____ EXCERPTED PASSAGE

The aforementioned three papers also all found a reduced incidence of recurrent infections. Lockitch et al however, found no improvement in the frequency of infections. It is this author’s opinion that the methods of assessing frequency of infectious episodes prior to and after zinc supplementation were far too inexact to be useful. For example Licastro et al asked parents to remember the number and type of infections their child had had the previous year and Stabile et al give no indication how they collected the information. The parents in Lockitch’s investigation were instructed in detail how to fill in an infection log, which lends more credence to this research, but still relied on parental judgement on what would be considered normal. Possibly more objective means of assessing day-to-day infectious status, such as a daily temperature chart, should be investigated.

Other papers found improvements such as increased T-lymphocytes (Franceschi et al), improved skin responsiveness (Björkstén), or improved utilisation of interleukin 2 (IL-2) (Licastro et al), but until these tests are repeated it is not possible for this author to confidently comment on their validity. Lockitch et al found no improvement in any of the parameters they measured, and indeed found that lymphocyte proliferation decreased even further. The researchers themselves suggest that “although low doses raise serum zinc values, a much higher intake is needed to correct cellular deficiencies,” but Licastro et al propose the possibility that “the zinc supplementation was given for a longer period (6 months in the [Lockitch] study). Prolonged zinc administration (6 months versus [Licastro’s] 4 months) might suppress immune functions. An excessive zinc intake has indeed been shown to impair… lymphocyte [proliferation] in humans, polymorphonuclear migration response to the chemotactic factors and granulocyte phagocytosis of opsonized bacteria.”

________
____ PROVIDED INFORMATION

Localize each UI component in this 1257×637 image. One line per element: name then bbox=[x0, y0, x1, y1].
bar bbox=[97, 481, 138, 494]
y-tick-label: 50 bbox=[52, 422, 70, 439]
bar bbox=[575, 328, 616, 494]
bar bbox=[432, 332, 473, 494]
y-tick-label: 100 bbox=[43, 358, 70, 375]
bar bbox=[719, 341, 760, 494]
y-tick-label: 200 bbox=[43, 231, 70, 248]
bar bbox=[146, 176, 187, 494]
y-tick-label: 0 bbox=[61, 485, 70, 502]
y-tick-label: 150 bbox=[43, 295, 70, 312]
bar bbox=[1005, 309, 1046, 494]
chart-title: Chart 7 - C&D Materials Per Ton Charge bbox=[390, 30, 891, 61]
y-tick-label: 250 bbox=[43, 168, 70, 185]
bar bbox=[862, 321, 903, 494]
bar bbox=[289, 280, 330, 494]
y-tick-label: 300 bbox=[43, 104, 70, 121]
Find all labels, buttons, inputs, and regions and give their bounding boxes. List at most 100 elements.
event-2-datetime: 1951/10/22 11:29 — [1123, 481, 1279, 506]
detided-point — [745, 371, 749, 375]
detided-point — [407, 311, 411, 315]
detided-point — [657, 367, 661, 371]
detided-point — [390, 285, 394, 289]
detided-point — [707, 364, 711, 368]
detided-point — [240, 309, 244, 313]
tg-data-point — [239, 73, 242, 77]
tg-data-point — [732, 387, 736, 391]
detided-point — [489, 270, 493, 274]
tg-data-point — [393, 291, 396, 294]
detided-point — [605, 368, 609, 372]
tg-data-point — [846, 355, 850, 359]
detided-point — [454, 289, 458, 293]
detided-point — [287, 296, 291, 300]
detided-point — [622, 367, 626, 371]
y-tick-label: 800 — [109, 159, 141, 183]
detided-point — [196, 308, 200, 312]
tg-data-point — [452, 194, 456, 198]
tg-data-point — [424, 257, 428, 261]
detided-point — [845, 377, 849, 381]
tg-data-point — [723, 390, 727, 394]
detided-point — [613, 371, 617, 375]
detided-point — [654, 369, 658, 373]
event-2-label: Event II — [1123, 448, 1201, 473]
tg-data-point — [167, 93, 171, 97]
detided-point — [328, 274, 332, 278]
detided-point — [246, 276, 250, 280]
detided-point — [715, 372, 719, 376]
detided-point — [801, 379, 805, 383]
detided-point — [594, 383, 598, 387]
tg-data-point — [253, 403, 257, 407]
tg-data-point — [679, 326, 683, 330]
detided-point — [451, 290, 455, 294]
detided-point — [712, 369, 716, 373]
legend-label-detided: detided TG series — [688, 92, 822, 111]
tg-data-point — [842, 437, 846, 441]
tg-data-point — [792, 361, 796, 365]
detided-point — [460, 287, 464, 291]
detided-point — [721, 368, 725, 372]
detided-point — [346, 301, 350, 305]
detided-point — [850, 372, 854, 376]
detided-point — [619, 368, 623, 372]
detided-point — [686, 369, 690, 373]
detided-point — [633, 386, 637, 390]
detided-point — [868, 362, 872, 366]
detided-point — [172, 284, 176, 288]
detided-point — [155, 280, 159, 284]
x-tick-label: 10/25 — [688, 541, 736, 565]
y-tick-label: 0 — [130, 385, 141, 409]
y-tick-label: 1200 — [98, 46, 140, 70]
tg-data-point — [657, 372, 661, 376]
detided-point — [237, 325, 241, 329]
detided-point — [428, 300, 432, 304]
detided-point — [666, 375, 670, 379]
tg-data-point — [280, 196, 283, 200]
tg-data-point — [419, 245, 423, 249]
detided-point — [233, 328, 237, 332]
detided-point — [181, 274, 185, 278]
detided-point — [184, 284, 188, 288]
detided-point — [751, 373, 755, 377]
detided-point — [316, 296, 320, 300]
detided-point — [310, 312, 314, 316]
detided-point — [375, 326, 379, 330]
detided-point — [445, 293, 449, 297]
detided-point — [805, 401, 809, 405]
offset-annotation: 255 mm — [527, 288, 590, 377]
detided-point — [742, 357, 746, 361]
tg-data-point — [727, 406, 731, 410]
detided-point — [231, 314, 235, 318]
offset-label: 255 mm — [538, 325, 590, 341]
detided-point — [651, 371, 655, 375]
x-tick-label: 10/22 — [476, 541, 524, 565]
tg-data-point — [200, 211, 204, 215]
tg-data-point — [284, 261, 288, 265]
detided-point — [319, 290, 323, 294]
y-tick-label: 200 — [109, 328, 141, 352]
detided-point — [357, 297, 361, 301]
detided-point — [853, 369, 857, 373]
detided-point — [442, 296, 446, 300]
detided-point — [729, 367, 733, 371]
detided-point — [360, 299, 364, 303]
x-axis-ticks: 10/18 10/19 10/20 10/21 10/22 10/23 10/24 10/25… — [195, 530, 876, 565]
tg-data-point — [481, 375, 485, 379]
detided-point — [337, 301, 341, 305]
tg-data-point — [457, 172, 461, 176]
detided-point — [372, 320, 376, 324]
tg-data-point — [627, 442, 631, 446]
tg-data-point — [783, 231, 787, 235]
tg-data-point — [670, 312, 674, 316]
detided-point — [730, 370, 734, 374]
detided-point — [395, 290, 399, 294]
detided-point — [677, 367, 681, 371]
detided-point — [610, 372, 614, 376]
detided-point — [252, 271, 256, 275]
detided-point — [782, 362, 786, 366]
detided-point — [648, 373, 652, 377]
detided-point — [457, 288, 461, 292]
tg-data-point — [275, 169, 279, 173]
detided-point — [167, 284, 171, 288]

________

» **ASSIGNED TASK**
Write a continuation of the discussion of zinc supplementation studies, picking up after its last sentence. The records were drawn from a different source than the text.

» **ANSWER TO THIS TASK**
Dosage Levels

Thus it is still unclear what would be the basic zinc dosage to work from (moving up or down until an optimum dose is found). Most researchers based dosage on body weight, whether by os or a proportion of their own devising, sometimes referring to elemental weight of the supplement and sometimes referring to the compound weight. Others stuck with a set dose for all their subjects. Björkstén used 600mg (135mg elemental zinc) for all, meaning that the youngest, who at 8 years old would have been receiving about 24mg if dosed by os, were receiving a huge amount compared to those in Franceschi et al’s and Licastro et al’s papers. Lockitch’s dosages did not rise correspondingly as weight rose, which may partly explain her failure to repeat other papers’ successes. Perhaps only one or two of her subjects were receiving sufficient zinc to make a difference? The other paper to have little success with zinc supplementation was that of Stabile et al, and it should be noted that these investigators only gave zinc to the DS children with low serum zinc status. This author considers normal serum zinc to be a poor indicator to whether the DS immune system needs more zinc; perhaps if all the children in Stabile’s research had been supplemented there would have been a higher proportion of children benefiting?

The risk of serious infectious disease is very real for the DS child, and, in this author’s opinion, the research to date shows that zinc has a role to play in supporting the adaptive immune system and reducing infectious episodes. Zinc activates thymulin, and may increase lymphocyte proliferation, restore delayed hypersensitivity, and normalise other immune parameters. As too little zinc will not have the ideal effect and too much can suppress immunity, finding an optimum dosing regime is of immediate importance. This author also wonders whether long-term zinc supplementation, started early, would slow thymus atrophy and if this would increase the T-lymphocyte pool. Perhaps other lymph tissues would also benefit from long term supplementation? Before such research can ethically take place it is vital that the optimum dosage for DS infants is set. The other aspect of this research that needs to be improved is the method of assessing infectious episodes, finding more objective methods that can be used daily by parents.